Recorded data:
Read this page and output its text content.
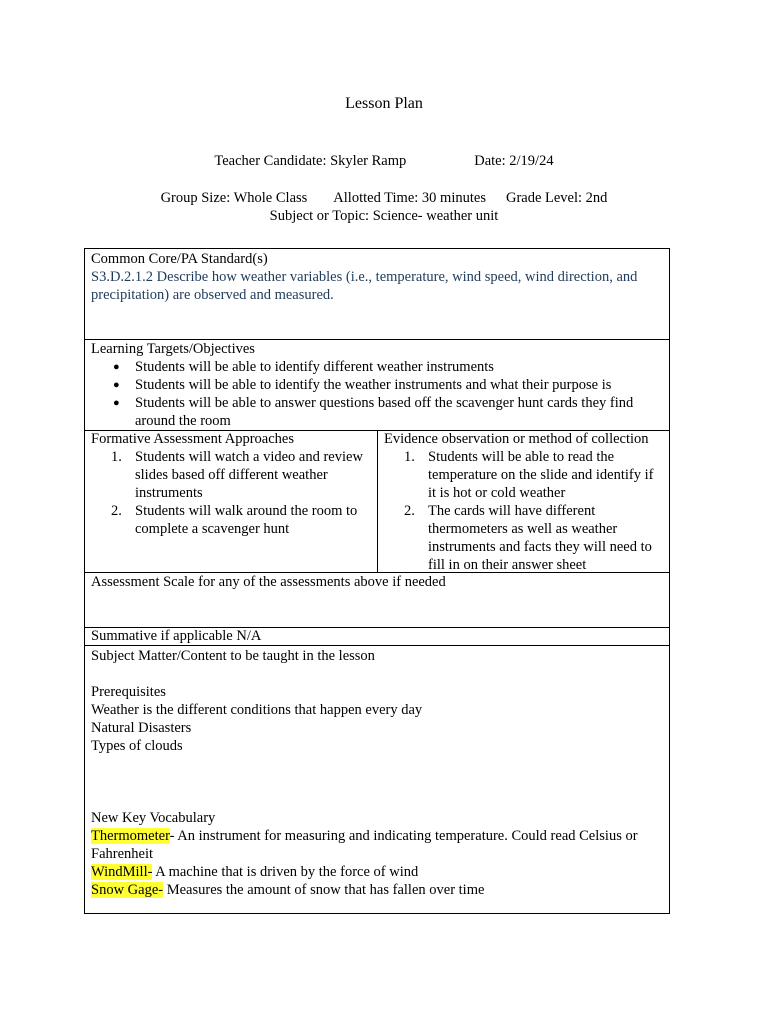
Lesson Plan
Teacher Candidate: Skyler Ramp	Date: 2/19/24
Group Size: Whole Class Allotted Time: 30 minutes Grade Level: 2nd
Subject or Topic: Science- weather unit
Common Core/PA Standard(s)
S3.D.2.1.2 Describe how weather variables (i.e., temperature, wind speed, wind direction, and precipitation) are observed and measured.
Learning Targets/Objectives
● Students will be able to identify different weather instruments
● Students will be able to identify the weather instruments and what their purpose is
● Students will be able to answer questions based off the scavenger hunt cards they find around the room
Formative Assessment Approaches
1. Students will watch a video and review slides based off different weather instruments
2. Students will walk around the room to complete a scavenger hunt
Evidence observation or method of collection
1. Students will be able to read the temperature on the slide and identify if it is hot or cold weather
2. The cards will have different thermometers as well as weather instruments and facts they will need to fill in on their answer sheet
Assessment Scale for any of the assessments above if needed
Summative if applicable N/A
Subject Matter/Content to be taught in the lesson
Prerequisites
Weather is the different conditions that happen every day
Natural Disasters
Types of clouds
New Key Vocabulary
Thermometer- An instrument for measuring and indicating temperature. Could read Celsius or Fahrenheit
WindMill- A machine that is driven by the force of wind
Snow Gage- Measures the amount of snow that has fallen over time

--

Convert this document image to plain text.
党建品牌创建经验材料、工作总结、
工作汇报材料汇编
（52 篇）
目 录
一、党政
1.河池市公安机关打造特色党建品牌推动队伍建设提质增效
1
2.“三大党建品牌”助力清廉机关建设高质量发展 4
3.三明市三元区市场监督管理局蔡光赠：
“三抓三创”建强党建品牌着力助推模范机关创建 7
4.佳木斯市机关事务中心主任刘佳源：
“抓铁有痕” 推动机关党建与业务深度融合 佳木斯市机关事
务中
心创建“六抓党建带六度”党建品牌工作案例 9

--

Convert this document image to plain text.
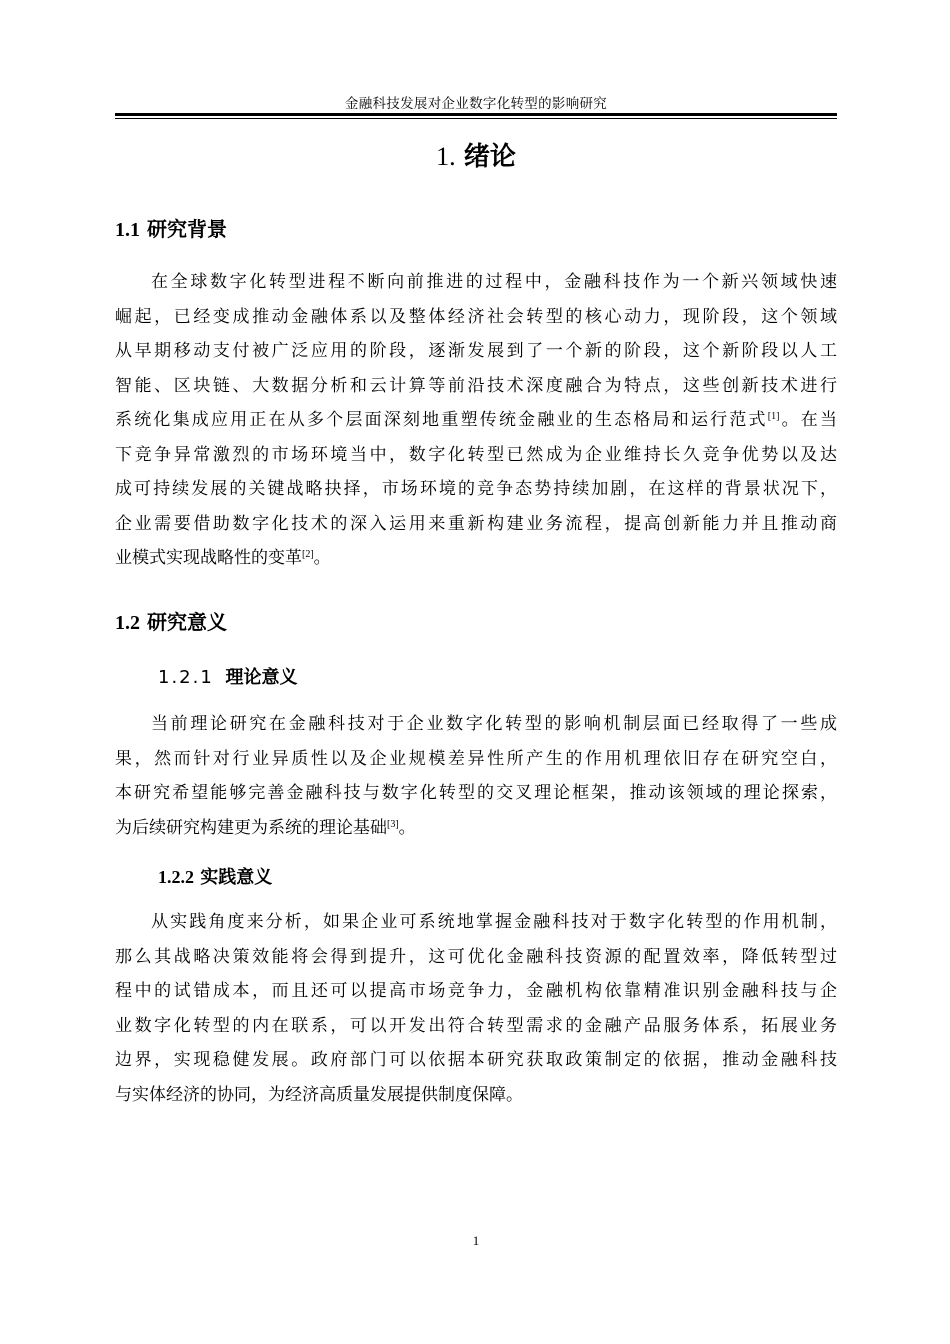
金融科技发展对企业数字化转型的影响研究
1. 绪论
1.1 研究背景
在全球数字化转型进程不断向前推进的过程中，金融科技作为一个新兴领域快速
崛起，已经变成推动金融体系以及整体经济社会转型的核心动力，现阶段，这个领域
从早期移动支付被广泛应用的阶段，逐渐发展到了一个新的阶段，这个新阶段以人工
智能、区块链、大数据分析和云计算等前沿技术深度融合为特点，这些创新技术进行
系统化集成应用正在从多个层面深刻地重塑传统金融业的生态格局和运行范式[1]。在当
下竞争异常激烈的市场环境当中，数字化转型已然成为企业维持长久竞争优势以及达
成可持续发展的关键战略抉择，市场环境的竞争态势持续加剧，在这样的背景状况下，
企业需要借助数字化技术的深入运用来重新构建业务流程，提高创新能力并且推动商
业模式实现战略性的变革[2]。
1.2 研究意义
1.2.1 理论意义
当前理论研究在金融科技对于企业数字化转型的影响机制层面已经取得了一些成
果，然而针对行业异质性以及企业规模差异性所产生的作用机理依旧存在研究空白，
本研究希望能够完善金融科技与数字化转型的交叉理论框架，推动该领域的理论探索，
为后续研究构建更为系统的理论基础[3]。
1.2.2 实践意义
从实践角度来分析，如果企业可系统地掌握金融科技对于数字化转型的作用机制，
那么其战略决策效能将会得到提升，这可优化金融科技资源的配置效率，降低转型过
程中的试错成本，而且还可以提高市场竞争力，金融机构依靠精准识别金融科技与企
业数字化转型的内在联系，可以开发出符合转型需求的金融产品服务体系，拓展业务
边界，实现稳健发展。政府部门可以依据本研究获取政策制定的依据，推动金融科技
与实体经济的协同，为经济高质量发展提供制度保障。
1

Written instruction: Show all lines from the data above in which the word "they" appears.

Written solution:
● Students will be able to answer questions based off the scavenger hunt cards they find around the room
2. The cards will have different thermometers as well as weather instruments and facts they will need to fill in on their answer sheet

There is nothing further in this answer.